* STATED TASK
Find each line with the word "right" and say how many there are, nothing else.

Figure dataset records:
--- Begin ---

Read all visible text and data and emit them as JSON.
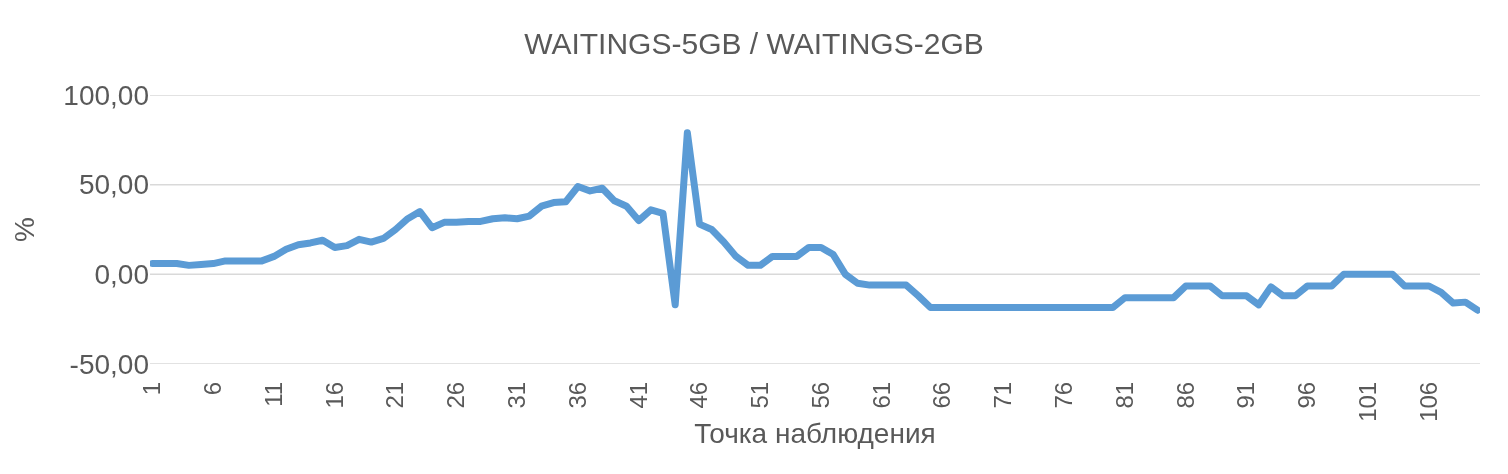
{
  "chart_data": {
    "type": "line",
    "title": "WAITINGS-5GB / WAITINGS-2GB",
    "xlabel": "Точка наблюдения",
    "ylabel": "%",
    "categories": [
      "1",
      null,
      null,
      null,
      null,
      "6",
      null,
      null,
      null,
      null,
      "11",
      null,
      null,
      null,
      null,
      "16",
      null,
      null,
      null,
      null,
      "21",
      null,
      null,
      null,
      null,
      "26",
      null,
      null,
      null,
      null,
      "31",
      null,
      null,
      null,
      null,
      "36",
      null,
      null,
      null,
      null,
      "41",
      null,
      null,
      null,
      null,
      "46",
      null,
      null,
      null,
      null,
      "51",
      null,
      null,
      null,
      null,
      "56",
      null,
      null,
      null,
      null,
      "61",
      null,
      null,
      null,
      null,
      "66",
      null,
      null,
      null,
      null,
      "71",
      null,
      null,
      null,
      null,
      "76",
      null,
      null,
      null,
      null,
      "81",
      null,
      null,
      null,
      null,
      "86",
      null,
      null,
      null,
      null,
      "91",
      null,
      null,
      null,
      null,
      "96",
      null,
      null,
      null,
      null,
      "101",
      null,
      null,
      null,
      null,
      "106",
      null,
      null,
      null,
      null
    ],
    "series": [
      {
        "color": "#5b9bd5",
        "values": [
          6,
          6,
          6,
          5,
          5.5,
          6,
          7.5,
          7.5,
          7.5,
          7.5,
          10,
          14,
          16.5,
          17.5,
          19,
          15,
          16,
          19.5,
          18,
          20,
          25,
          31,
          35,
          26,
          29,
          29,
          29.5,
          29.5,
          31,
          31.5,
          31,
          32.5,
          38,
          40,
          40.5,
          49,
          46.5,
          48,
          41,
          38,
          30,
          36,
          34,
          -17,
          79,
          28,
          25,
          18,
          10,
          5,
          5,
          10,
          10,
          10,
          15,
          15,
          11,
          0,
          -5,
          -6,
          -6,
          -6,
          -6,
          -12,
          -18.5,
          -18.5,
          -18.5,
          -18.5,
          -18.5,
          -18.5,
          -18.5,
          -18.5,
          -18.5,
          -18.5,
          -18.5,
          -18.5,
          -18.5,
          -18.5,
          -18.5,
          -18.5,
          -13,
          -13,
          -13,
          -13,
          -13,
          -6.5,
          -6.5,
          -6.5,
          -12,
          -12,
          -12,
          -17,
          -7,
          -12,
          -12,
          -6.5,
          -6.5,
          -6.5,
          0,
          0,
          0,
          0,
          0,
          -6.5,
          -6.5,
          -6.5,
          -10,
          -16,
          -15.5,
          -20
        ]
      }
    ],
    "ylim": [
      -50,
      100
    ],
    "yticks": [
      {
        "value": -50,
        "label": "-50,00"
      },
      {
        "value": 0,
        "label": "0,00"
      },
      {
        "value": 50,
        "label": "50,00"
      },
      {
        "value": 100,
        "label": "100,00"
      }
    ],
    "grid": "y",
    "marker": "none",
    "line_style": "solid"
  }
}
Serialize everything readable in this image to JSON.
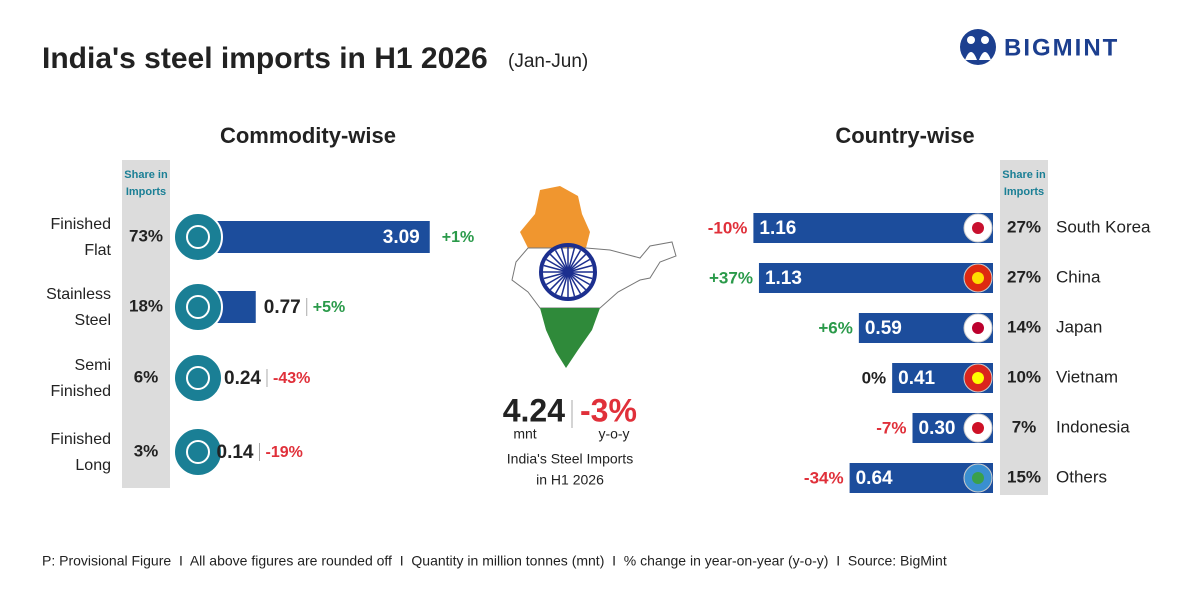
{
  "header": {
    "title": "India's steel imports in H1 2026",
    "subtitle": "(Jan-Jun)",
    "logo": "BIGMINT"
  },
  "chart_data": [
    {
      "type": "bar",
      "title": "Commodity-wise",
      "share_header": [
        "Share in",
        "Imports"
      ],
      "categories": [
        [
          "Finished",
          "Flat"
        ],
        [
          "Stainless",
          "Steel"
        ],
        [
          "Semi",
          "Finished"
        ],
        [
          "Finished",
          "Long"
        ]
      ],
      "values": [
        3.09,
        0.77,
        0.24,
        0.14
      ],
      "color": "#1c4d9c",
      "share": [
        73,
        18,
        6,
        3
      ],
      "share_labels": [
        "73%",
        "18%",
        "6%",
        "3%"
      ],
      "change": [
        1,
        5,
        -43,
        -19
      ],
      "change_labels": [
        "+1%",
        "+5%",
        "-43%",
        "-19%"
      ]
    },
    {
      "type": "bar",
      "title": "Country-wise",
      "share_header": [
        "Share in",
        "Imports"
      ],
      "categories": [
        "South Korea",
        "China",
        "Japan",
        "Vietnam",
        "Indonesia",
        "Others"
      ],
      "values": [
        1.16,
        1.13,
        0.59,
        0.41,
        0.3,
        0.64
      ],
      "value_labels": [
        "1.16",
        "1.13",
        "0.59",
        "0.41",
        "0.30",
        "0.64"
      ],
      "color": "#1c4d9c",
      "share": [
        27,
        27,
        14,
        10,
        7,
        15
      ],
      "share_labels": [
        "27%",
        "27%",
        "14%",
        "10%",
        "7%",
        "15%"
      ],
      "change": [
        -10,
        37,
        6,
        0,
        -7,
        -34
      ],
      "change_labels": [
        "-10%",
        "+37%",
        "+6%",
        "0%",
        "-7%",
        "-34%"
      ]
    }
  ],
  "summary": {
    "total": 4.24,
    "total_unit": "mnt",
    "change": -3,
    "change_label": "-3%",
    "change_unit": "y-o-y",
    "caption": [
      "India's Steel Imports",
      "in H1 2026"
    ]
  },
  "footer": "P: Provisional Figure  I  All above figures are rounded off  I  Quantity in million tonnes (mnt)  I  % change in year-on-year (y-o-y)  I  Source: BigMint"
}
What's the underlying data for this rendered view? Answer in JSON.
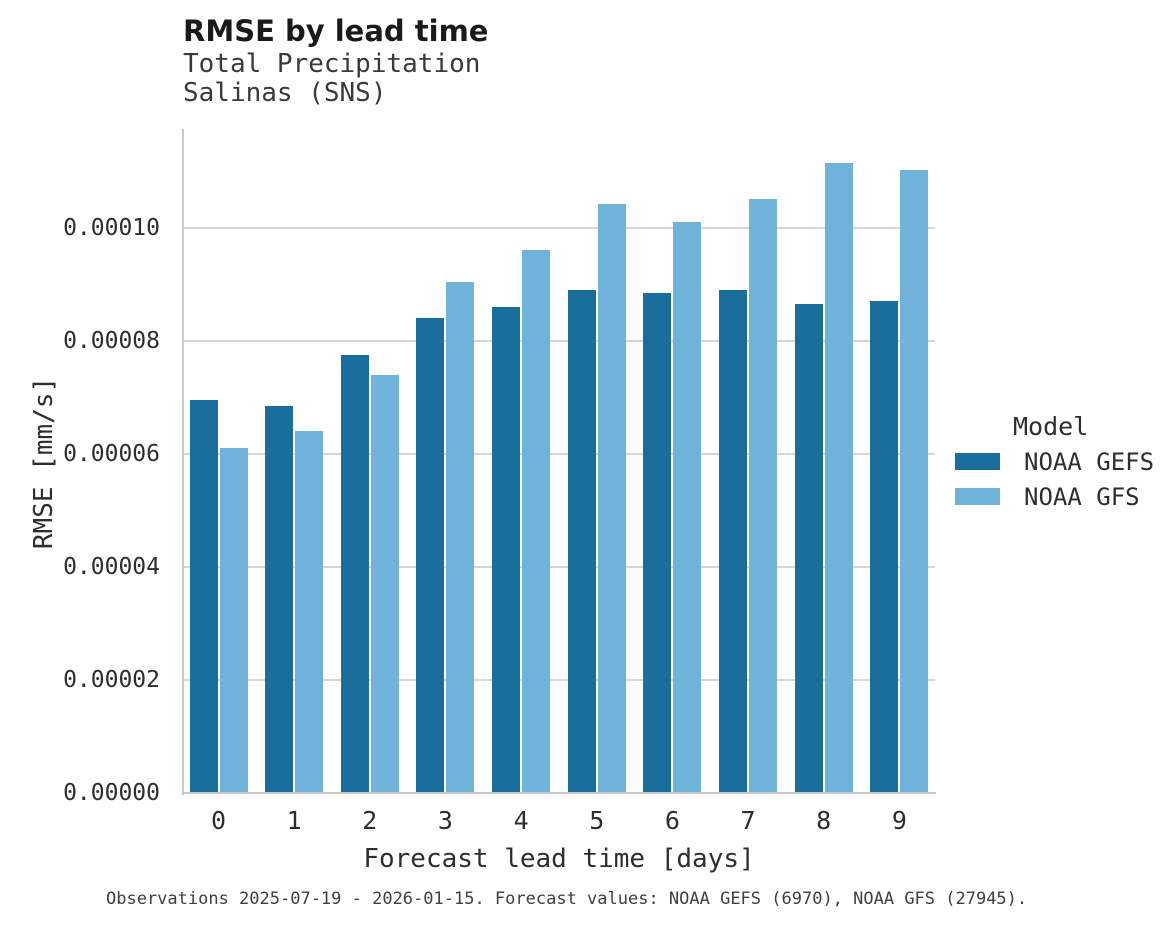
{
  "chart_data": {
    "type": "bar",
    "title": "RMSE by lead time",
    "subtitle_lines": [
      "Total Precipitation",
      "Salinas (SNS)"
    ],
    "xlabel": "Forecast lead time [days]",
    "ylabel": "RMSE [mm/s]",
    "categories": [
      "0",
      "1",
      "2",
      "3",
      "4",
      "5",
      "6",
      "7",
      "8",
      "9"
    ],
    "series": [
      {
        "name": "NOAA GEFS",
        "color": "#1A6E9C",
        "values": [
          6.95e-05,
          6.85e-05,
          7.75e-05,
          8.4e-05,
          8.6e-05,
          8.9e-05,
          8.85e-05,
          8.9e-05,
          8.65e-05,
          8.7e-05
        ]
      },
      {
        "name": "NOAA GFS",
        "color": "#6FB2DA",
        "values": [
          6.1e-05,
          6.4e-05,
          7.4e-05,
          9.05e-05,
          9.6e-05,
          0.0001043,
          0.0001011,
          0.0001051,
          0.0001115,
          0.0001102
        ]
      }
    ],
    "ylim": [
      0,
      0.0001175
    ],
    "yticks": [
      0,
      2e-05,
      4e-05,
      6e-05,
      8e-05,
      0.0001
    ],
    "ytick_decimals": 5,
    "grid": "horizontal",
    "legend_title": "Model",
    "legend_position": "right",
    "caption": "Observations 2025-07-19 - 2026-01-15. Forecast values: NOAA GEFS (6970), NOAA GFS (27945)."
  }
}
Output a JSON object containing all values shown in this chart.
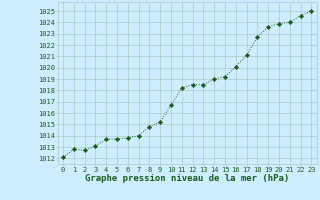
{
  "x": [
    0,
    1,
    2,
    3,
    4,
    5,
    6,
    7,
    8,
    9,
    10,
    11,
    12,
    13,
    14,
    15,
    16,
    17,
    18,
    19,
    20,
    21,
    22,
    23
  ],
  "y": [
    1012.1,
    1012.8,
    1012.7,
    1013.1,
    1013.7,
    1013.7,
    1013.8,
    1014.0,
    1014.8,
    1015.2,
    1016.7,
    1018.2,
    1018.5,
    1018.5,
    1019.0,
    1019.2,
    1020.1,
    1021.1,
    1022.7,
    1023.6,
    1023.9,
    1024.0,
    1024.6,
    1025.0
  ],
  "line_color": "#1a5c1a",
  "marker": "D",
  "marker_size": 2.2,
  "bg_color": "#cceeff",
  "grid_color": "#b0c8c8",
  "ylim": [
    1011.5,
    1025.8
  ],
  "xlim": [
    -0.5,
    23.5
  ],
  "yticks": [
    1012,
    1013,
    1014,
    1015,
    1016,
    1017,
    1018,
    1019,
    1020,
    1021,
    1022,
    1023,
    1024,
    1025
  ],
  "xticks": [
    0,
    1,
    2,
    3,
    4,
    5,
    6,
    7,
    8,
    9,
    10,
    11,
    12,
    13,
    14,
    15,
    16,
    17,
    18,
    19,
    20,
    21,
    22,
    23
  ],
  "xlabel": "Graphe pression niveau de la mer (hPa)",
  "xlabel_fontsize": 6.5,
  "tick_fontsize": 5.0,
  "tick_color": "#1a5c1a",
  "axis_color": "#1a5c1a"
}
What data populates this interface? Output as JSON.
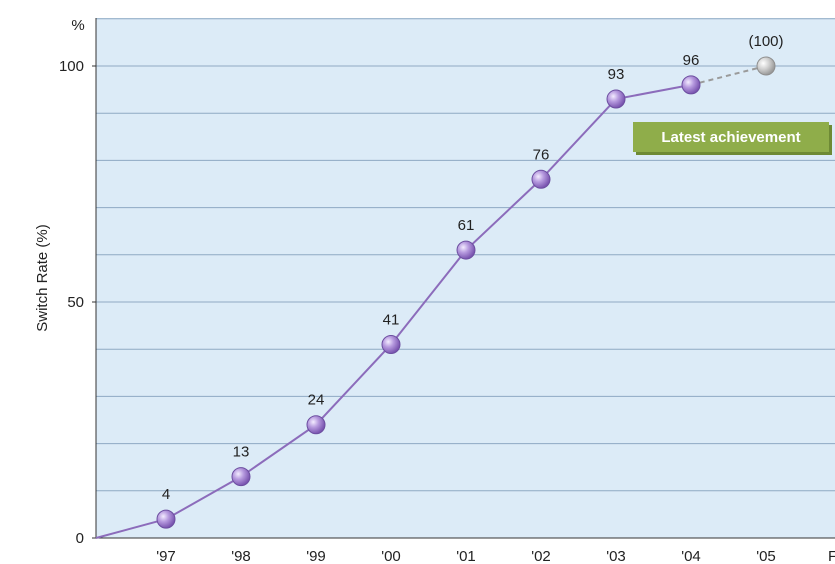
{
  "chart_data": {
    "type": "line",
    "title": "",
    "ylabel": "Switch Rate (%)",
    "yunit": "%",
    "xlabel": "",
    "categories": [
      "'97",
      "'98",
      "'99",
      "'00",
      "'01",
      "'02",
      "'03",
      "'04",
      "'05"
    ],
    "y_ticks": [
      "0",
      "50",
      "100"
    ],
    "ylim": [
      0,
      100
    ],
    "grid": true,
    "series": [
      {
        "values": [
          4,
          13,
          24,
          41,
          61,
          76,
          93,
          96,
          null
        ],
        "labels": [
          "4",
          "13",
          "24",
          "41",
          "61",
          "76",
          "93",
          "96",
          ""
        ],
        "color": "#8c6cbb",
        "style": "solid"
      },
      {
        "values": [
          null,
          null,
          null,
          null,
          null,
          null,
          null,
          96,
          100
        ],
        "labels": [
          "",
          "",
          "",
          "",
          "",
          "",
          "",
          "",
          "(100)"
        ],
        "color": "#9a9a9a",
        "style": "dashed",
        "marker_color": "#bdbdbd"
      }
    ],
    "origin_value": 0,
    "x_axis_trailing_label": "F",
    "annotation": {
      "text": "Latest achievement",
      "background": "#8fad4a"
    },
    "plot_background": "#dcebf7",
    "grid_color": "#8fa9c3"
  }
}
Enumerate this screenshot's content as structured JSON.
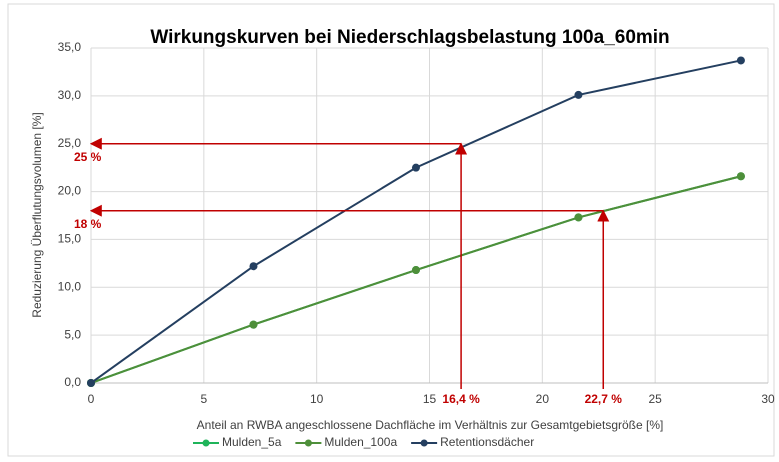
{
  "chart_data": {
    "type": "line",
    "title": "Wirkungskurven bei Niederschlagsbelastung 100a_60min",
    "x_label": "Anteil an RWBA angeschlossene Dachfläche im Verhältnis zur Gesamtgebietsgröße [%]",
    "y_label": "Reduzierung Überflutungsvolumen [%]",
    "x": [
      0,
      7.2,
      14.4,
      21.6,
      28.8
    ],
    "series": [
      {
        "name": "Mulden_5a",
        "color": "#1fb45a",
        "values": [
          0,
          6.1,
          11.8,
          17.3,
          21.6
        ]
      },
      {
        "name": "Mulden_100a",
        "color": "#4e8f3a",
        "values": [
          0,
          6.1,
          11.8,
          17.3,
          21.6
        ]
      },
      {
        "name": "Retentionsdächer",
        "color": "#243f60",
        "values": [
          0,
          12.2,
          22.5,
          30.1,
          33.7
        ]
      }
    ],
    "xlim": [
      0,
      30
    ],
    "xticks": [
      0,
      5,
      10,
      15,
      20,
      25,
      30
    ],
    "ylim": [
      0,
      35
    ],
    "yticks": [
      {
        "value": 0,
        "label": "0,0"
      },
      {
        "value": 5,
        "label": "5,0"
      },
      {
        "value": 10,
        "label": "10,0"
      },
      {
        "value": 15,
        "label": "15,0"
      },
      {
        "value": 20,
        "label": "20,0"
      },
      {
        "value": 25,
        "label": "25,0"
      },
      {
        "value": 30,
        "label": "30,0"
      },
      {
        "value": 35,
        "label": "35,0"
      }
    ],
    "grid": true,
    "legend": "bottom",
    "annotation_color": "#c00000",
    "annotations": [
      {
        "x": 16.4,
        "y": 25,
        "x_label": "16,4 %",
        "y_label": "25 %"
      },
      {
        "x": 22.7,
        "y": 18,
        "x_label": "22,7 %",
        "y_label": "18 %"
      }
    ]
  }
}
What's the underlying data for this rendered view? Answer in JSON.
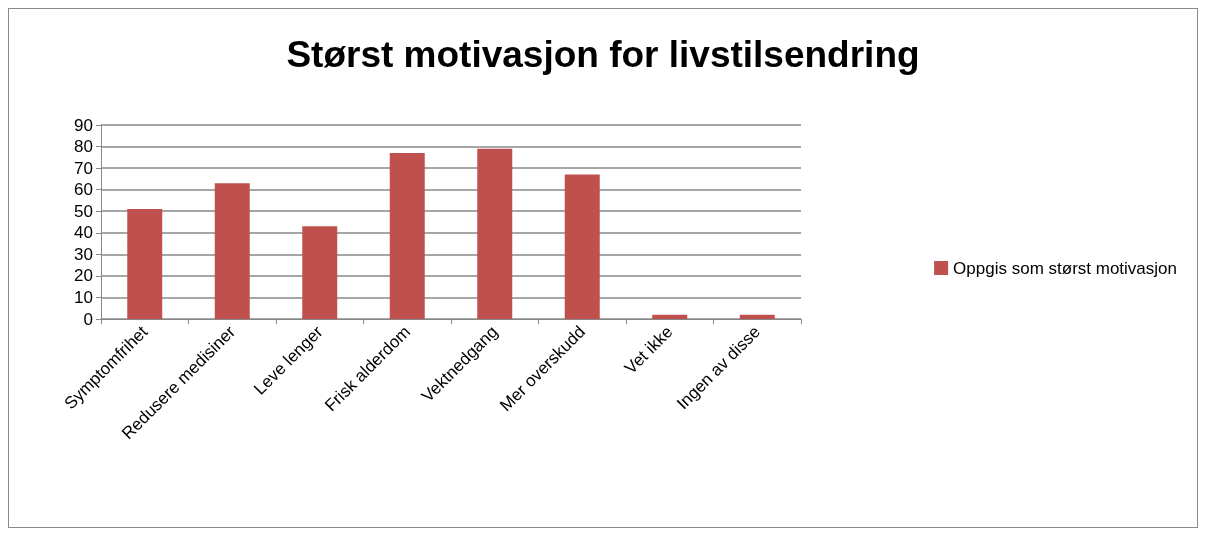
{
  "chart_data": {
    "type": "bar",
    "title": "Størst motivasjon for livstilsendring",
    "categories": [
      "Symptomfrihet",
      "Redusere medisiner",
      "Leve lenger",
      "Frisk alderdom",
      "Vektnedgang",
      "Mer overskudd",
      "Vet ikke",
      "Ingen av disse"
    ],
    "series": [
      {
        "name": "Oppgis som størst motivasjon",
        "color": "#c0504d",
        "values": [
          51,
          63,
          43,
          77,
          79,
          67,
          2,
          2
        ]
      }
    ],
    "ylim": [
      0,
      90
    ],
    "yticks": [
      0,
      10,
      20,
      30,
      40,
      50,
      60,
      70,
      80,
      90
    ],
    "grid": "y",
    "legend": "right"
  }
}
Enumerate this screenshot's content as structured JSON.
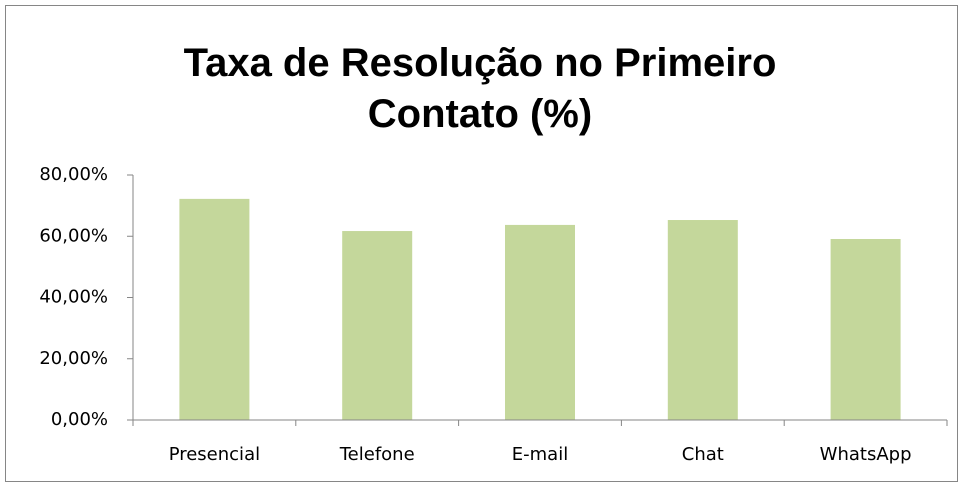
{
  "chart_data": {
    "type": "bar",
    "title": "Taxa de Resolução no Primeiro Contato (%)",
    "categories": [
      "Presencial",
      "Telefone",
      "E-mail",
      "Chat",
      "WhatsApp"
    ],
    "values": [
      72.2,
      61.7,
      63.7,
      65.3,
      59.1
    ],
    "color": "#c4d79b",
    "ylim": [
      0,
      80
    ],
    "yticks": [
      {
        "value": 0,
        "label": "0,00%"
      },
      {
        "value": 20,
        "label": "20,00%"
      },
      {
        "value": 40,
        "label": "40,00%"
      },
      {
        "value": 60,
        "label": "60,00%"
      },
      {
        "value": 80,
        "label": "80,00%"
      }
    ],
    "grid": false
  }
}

--- End ---

* ANSWER TO THIS TASK
2